Begin DATA SUPPLIED

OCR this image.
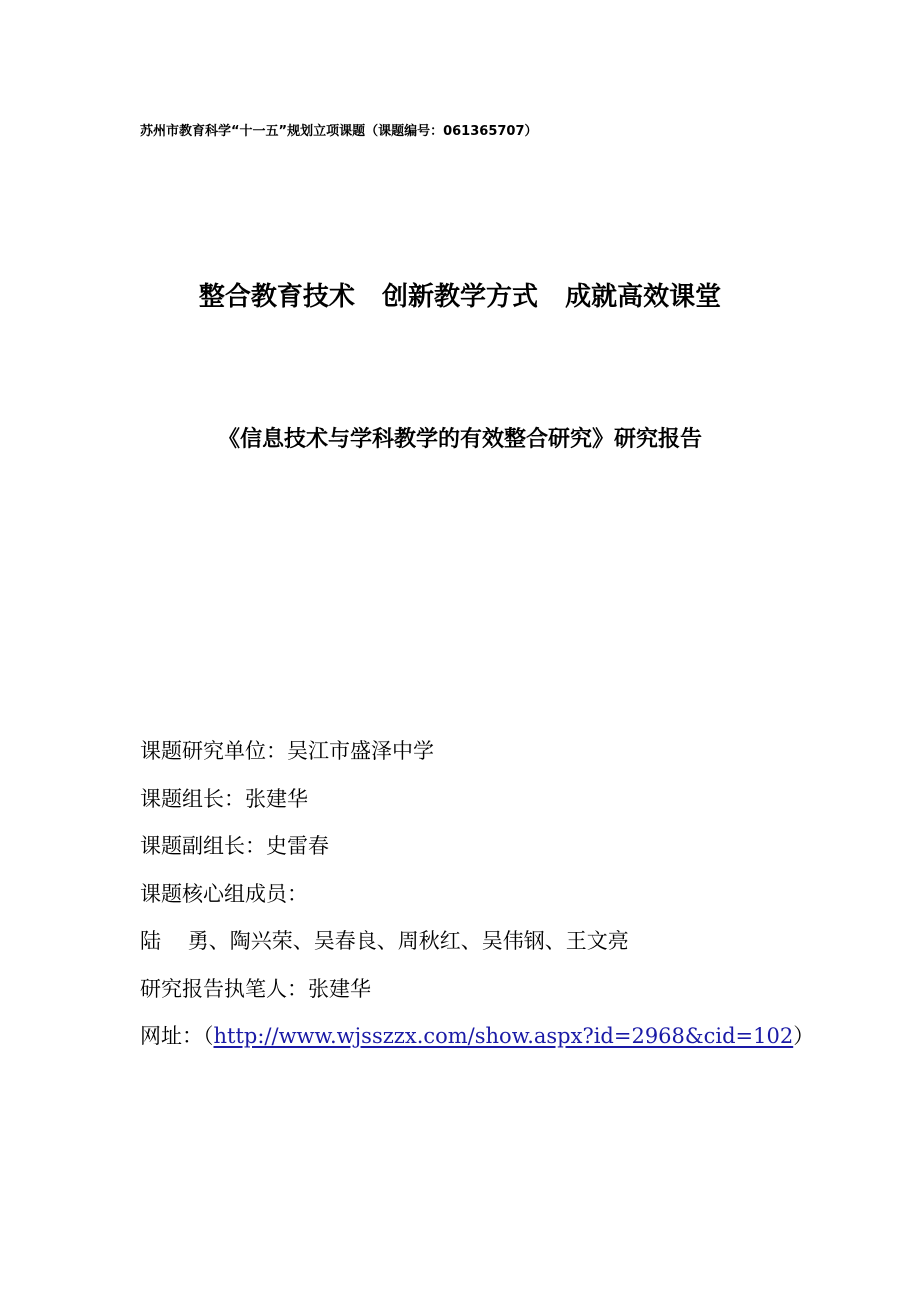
苏州市教育科学“十一五”规划立项课题（课题编号：061365707）
整合教育技术   创新教学方式   成就高效课堂
《信息技术与学科教学的有效整合研究》研究报告
课题研究单位：吴江市盛泽中学
课题组长：张建华
课题副组长：史雷春
课题核心组成员：
陆    勇、陶兴荣、吴春良、周秋红、吴伟钢、王文亮
研究报告执笔人：张建华
网址：（http://www.wjsszzx.com/show.aspx?id=2968&cid=102）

End DATA SUPPLIED

> [WHAT YOU ARE ASKED TO DO]
Verbatim reproduction of every record is required; images are left out.

> [TASK OUTPUT]
OCR this image.
苏州市教育科学“十一五”规划立项课题（课题编号：061365707）
整合教育技术   创新教学方式   成就高效课堂
《信息技术与学科教学的有效整合研究》研究报告
课题研究单位：吴江市盛泽中学
课题组长：张建华
课题副组长：史雷春
课题核心组成员：
陆    勇、陶兴荣、吴春良、周秋红、吴伟钢、王文亮
研究报告执笔人：张建华
网址：（http://www.wjsszzx.com/show.aspx?id=2968&cid=102）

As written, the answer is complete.